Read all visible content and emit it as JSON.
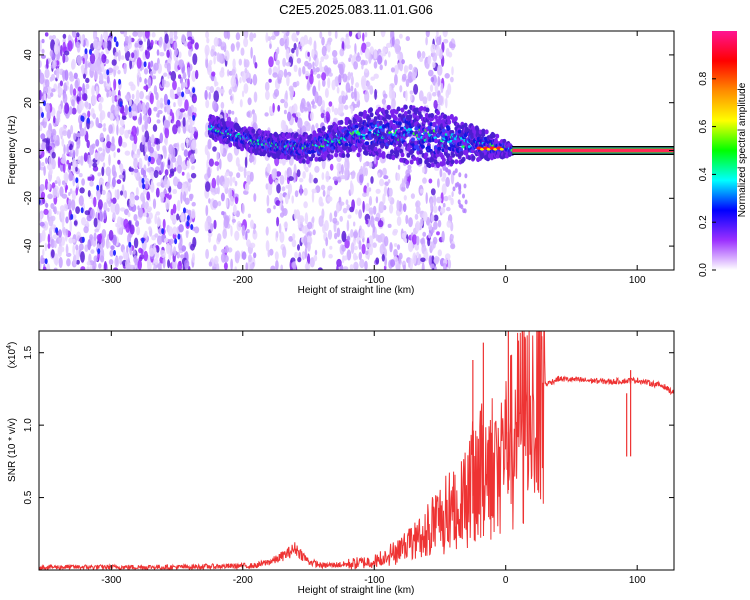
{
  "title": "C2E5.2025.083.11.01.G06",
  "chart_data": [
    {
      "type": "heatmap",
      "name": "spectrogram",
      "xlabel": "Height of straight line (km)",
      "ylabel": "Frequency (Hz)",
      "xlim": [
        -355,
        128
      ],
      "ylim": [
        -50,
        50
      ],
      "xticks": [
        -300,
        -200,
        -100,
        0,
        100
      ],
      "xtick_labels": [
        "-300",
        "-200",
        "-100",
        "0",
        "100"
      ],
      "yticks": [
        -40,
        -20,
        0,
        20,
        40
      ],
      "ytick_labels": [
        "-40",
        "-20",
        "0",
        "20",
        "40"
      ],
      "noise_regions": [
        [
          -355,
          -235
        ],
        [
          -228,
          -190
        ],
        [
          -182,
          -118
        ],
        [
          -118,
          -40
        ]
      ],
      "signal_ridge": {
        "x": [
          -225,
          -200,
          -175,
          -150,
          -125,
          -100,
          -75,
          -50,
          -25,
          0,
          5
        ],
        "frequency": [
          10,
          5,
          2,
          1,
          5,
          8,
          7,
          5,
          3,
          1,
          0
        ],
        "spread": [
          4,
          4,
          4,
          5,
          6,
          8,
          10,
          10,
          6,
          3,
          1
        ]
      },
      "carrier": {
        "x_start": 5,
        "x_end": 128,
        "frequency": 0
      },
      "colorbar": {
        "label": "Normalized spectral amplitude",
        "range": [
          0,
          1
        ],
        "ticks": [
          0.0,
          0.2,
          0.4,
          0.6,
          0.8
        ],
        "tick_labels": [
          "0.0",
          "0.2",
          "0.4",
          "0.6",
          "0.8"
        ],
        "colors": [
          "#ffffff",
          "#9b30ff",
          "#0000ff",
          "#00ffff",
          "#00ff00",
          "#ffff00",
          "#ff8c00",
          "#ff0000",
          "#ff1493"
        ]
      }
    },
    {
      "type": "line",
      "name": "snr",
      "xlabel": "Height of straight line (km)",
      "ylabel": "SNR (10 * v/v)",
      "yscale_label": "(x10",
      "yscale_exponent": "4",
      "yscale_close": ")",
      "xlim": [
        -355,
        128
      ],
      "ylim": [
        0,
        1.65
      ],
      "xticks": [
        -300,
        -200,
        -100,
        0,
        100
      ],
      "xtick_labels": [
        "-300",
        "-200",
        "-100",
        "0",
        "100"
      ],
      "yticks": [
        0.5,
        1.0,
        1.5
      ],
      "ytick_labels": [
        "0.5",
        "1.0",
        "1.5"
      ],
      "color": "#ee3333",
      "series": [
        {
          "name": "SNR",
          "x": [
            -355,
            -250,
            -190,
            -175,
            -165,
            -160,
            -150,
            -140,
            -120,
            -100,
            -80,
            -60,
            -40,
            -30,
            -20,
            -10,
            0,
            10,
            20,
            30,
            40,
            60,
            80,
            100,
            110,
            120,
            128
          ],
          "y": [
            0.02,
            0.02,
            0.03,
            0.07,
            0.12,
            0.15,
            0.06,
            0.03,
            0.04,
            0.06,
            0.16,
            0.3,
            0.45,
            0.58,
            0.72,
            0.8,
            0.88,
            1.08,
            1.2,
            1.28,
            1.32,
            1.31,
            1.3,
            1.31,
            1.29,
            1.27,
            1.22
          ]
        }
      ],
      "spikes": [
        {
          "x": -17,
          "y": 1.57
        },
        {
          "x": 2,
          "y": 1.65
        },
        {
          "x": -25,
          "y": 1.45
        },
        {
          "x": 95,
          "y": 1.38
        },
        {
          "x": 92,
          "y": 1.22
        }
      ]
    }
  ]
}
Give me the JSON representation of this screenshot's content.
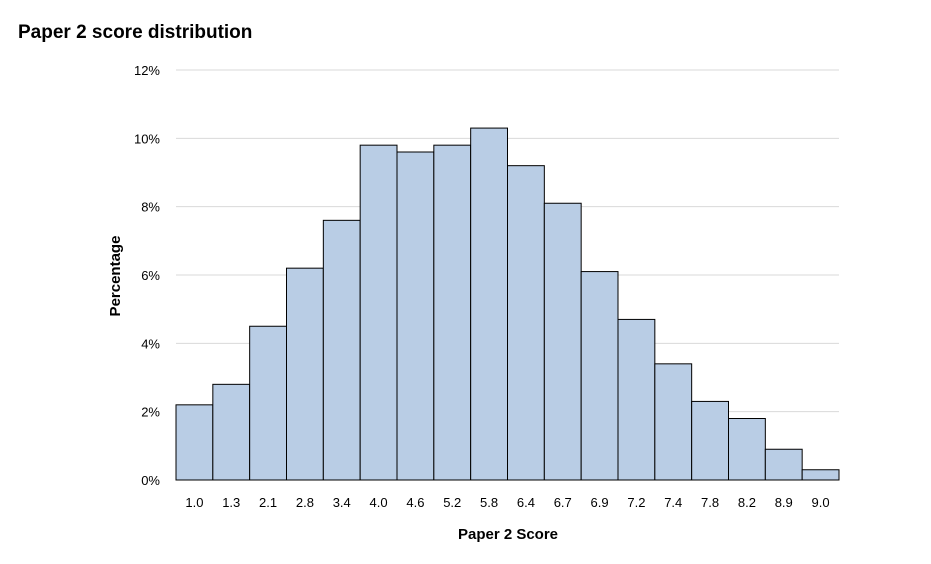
{
  "chart_data": {
    "type": "bar",
    "title": "Paper 2 score distribution",
    "xlabel": "Paper 2 Score",
    "ylabel": "Percentage",
    "categories": [
      "1.0",
      "1.3",
      "2.1",
      "2.8",
      "3.4",
      "4.0",
      "4.6",
      "5.2",
      "5.8",
      "6.4",
      "6.7",
      "6.9",
      "7.2",
      "7.4",
      "7.8",
      "8.2",
      "8.9",
      "9.0"
    ],
    "values": [
      2.2,
      2.8,
      4.5,
      6.2,
      7.6,
      9.8,
      9.6,
      9.8,
      10.3,
      9.2,
      8.1,
      6.1,
      4.7,
      3.4,
      2.3,
      1.8,
      0.9,
      0.3
    ],
    "ylim": [
      0,
      12
    ],
    "yticks": [
      0,
      2,
      4,
      6,
      8,
      10,
      12
    ],
    "ytick_labels": [
      "0%",
      "2%",
      "4%",
      "6%",
      "8%",
      "10%",
      "12%"
    ],
    "grid": true,
    "legend": "none",
    "colors": {
      "bar_fill": "#b9cde5",
      "bar_stroke": "#000000",
      "grid": "#d9d9d9",
      "axis": "#000000"
    }
  }
}
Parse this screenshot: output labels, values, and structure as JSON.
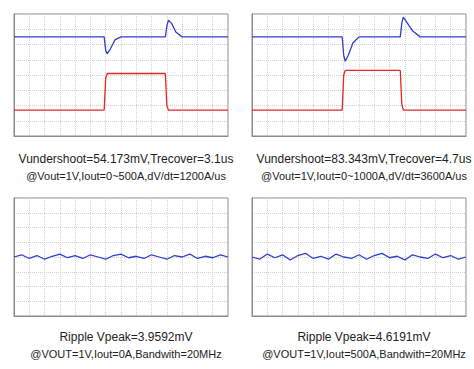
{
  "chart_data": [
    {
      "type": "line",
      "title": "Vundershoot=54.173mV,Trecover=3.1us",
      "subtitle": "@Vout=1V,Iout=0~500A,dV/dt=1200A/us",
      "x": [
        0,
        1,
        2,
        3,
        4,
        5,
        5.9,
        6.0,
        6.1,
        6.3,
        6.6,
        7,
        8,
        9,
        9.9,
        10.0,
        10.1,
        10.3,
        10.6,
        11,
        12,
        13,
        14
      ],
      "series": [
        {
          "color": "#2f3fd0",
          "values": [
            6.5,
            6.5,
            6.5,
            6.5,
            6.5,
            6.5,
            6.5,
            5.6,
            5.4,
            5.7,
            6.3,
            6.5,
            6.5,
            6.5,
            6.5,
            7.2,
            7.6,
            7.4,
            6.8,
            6.5,
            6.5,
            6.5,
            6.5
          ]
        },
        {
          "color": "#e02828",
          "values": [
            1.7,
            1.7,
            1.7,
            1.7,
            1.7,
            1.7,
            1.7,
            3.8,
            4.1,
            4.1,
            4.1,
            4.1,
            4.1,
            4.1,
            4.1,
            2.0,
            1.7,
            1.7,
            1.7,
            1.7,
            1.7,
            1.7,
            1.7
          ]
        }
      ],
      "xlim": [
        0,
        14
      ],
      "xticks": [
        0,
        1,
        2,
        3,
        4,
        5,
        6,
        7,
        8,
        9,
        10,
        11,
        12,
        13,
        14
      ],
      "ylim": [
        0,
        8
      ],
      "yticks": [
        0,
        1,
        2,
        3,
        4,
        5,
        6,
        7,
        8
      ],
      "grid": true,
      "tick_labels": false
    },
    {
      "type": "line",
      "title": "Vundershoot=83.343mV,Trecover=4.7us",
      "subtitle": "@Vout=1V,Iout=0~1000A,dV/dt=3600A/us",
      "x": [
        0,
        1,
        2,
        3,
        4,
        5,
        5.9,
        6.0,
        6.1,
        6.3,
        6.6,
        7,
        8,
        9,
        9.7,
        9.8,
        9.9,
        10.1,
        10.5,
        11,
        12,
        13,
        14
      ],
      "series": [
        {
          "color": "#2f3fd0",
          "values": [
            6.5,
            6.5,
            6.5,
            6.5,
            6.5,
            6.5,
            6.5,
            5.3,
            4.9,
            5.3,
            6.1,
            6.5,
            6.5,
            6.5,
            6.5,
            7.4,
            7.8,
            7.5,
            6.9,
            6.5,
            6.5,
            6.5,
            6.5
          ]
        },
        {
          "color": "#e02828",
          "values": [
            1.7,
            1.7,
            1.7,
            1.7,
            1.7,
            1.7,
            1.7,
            4.0,
            4.3,
            4.3,
            4.3,
            4.3,
            4.3,
            4.3,
            4.3,
            2.1,
            1.7,
            1.7,
            1.7,
            1.7,
            1.7,
            1.7,
            1.7
          ]
        }
      ],
      "xlim": [
        0,
        14
      ],
      "xticks": [
        0,
        1,
        2,
        3,
        4,
        5,
        6,
        7,
        8,
        9,
        10,
        11,
        12,
        13,
        14
      ],
      "ylim": [
        0,
        8
      ],
      "yticks": [
        0,
        1,
        2,
        3,
        4,
        5,
        6,
        7,
        8
      ],
      "grid": true,
      "tick_labels": false
    },
    {
      "type": "line",
      "title": "Ripple Vpeak=3.9592mV",
      "subtitle": "@VOUT=1V,Iout=0A,Bandwith=20MHz",
      "x": [
        0,
        0.5,
        1,
        1.5,
        2,
        2.5,
        3,
        3.5,
        4,
        4.5,
        5,
        5.5,
        6,
        6.5,
        7,
        7.5,
        8,
        8.5,
        9,
        9.5,
        10,
        10.5,
        11,
        11.5,
        12,
        12.5,
        13,
        13.5,
        14
      ],
      "series": [
        {
          "color": "#2f3fd0",
          "values": [
            4.0,
            4.15,
            3.9,
            4.1,
            3.85,
            4.05,
            4.2,
            3.95,
            4.1,
            3.9,
            4.15,
            4.0,
            3.85,
            4.1,
            4.2,
            3.95,
            4.05,
            3.9,
            4.15,
            4.0,
            3.85,
            4.1,
            4.0,
            4.2,
            3.9,
            4.05,
            3.95,
            4.15,
            4.0
          ]
        }
      ],
      "xlim": [
        0,
        14
      ],
      "xticks": [
        0,
        1,
        2,
        3,
        4,
        5,
        6,
        7,
        8,
        9,
        10,
        11,
        12,
        13,
        14
      ],
      "ylim": [
        0,
        8
      ],
      "yticks": [
        0,
        1,
        2,
        3,
        4,
        5,
        6,
        7,
        8
      ],
      "grid": true,
      "tick_labels": false
    },
    {
      "type": "line",
      "title": "Ripple Vpeak=4.6191mV",
      "subtitle": "@VOUT=1V,Iout=500A,Bandwith=20MHz",
      "x": [
        0,
        0.5,
        1,
        1.5,
        2,
        2.5,
        3,
        3.5,
        4,
        4.5,
        5,
        5.5,
        6,
        6.5,
        7,
        7.5,
        8,
        8.5,
        9,
        9.5,
        10,
        10.5,
        11,
        11.5,
        12,
        12.5,
        13,
        13.5,
        14
      ],
      "series": [
        {
          "color": "#2f3fd0",
          "values": [
            4.0,
            3.85,
            4.2,
            3.95,
            4.15,
            3.8,
            4.1,
            4.25,
            3.9,
            4.05,
            3.85,
            4.2,
            4.0,
            3.9,
            4.15,
            3.85,
            4.1,
            4.25,
            3.95,
            4.05,
            3.8,
            4.15,
            4.0,
            3.9,
            4.2,
            3.95,
            4.1,
            3.85,
            4.0
          ]
        }
      ],
      "xlim": [
        0,
        14
      ],
      "xticks": [
        0,
        1,
        2,
        3,
        4,
        5,
        6,
        7,
        8,
        9,
        10,
        11,
        12,
        13,
        14
      ],
      "ylim": [
        0,
        8
      ],
      "yticks": [
        0,
        1,
        2,
        3,
        4,
        5,
        6,
        7,
        8
      ],
      "grid": true,
      "tick_labels": false
    }
  ]
}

## Written exercise
Find every line that has "this" in it, then return those lines.

## Exercise solution
Give me the JSON representation of this screenshot's content.
Parse this screenshot: output labels, values, and structure as JSON.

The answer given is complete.